**Work to be completed:**
Search the data for the word "icon" and copy every line that contains it.

**Recorded data:**
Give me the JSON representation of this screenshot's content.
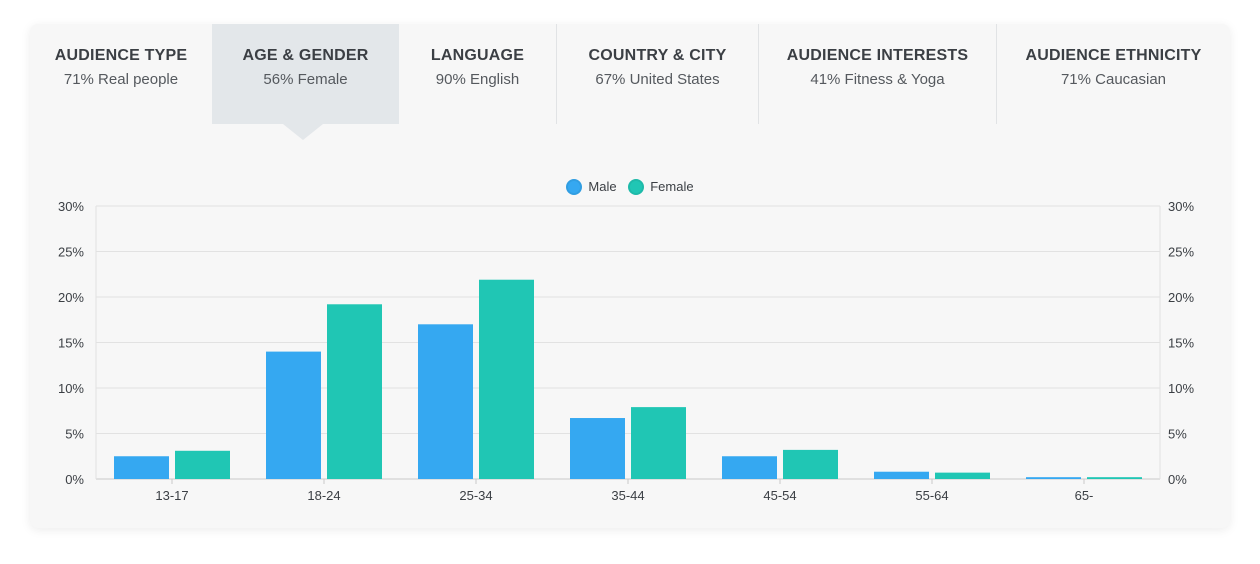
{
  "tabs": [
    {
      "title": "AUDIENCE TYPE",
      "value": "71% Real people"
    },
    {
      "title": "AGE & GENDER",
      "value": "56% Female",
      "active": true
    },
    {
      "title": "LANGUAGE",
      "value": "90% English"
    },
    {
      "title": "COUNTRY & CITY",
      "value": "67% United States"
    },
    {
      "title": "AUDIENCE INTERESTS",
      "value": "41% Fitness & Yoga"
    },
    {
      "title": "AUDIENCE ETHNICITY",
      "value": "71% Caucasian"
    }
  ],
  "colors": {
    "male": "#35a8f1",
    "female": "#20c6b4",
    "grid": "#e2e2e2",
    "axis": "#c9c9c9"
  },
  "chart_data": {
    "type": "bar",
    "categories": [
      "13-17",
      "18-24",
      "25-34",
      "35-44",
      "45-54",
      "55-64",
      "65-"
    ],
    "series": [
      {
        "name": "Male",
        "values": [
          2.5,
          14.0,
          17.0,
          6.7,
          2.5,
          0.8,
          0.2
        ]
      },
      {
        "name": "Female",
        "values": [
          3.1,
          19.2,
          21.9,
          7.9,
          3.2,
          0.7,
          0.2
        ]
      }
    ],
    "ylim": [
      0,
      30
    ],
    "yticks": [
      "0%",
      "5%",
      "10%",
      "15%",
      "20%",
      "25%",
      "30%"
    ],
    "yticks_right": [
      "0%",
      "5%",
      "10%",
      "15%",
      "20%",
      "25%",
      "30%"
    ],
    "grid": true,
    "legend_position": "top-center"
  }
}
...
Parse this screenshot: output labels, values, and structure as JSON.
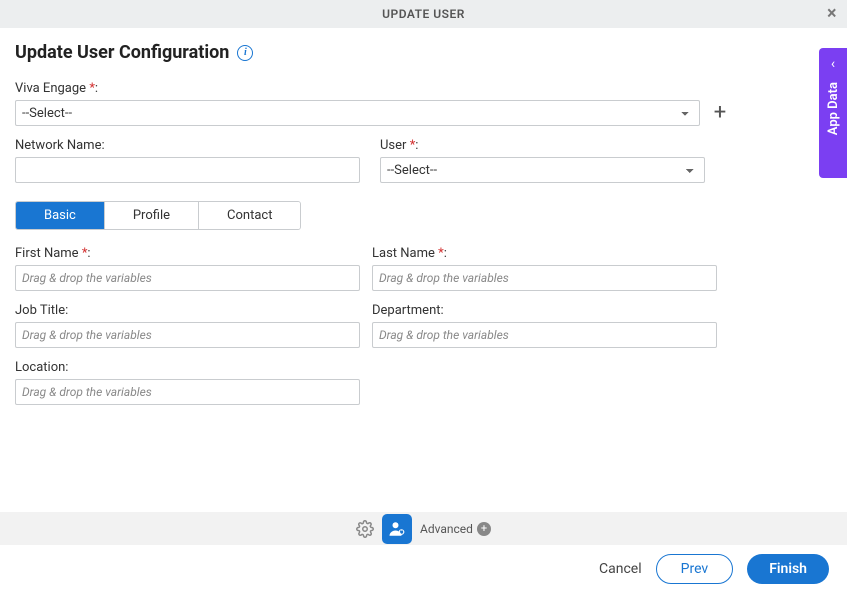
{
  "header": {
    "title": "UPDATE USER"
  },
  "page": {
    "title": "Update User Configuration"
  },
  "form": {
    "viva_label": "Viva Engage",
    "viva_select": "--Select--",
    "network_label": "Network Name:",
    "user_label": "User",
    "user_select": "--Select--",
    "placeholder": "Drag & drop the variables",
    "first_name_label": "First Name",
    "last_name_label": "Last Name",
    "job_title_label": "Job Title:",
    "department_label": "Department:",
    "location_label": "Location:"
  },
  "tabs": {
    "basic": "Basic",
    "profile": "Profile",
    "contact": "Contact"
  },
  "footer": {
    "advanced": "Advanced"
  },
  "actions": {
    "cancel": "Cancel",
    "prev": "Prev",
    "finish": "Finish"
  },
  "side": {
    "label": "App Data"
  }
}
---
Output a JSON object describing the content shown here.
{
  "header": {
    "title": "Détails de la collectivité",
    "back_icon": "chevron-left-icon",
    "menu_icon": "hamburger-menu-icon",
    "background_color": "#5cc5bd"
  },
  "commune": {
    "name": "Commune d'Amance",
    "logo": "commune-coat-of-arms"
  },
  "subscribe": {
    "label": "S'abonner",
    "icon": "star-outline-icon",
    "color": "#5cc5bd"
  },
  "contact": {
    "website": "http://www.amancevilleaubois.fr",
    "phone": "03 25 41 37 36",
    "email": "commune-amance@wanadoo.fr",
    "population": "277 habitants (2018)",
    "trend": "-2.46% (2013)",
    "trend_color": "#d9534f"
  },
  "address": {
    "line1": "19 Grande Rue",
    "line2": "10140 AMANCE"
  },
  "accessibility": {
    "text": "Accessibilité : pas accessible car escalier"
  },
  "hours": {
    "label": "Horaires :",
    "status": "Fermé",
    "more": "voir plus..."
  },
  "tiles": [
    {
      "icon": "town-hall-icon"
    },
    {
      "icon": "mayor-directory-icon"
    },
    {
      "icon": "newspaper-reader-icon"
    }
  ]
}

**Result:**
    "back_icon": "chevron-left-icon",
    "menu_icon": "hamburger-menu-icon",
    "icon": "star-outline-icon",
      "icon": "town-hall-icon"
      "icon": "mayor-directory-icon"
      "icon": "newspaper-reader-icon"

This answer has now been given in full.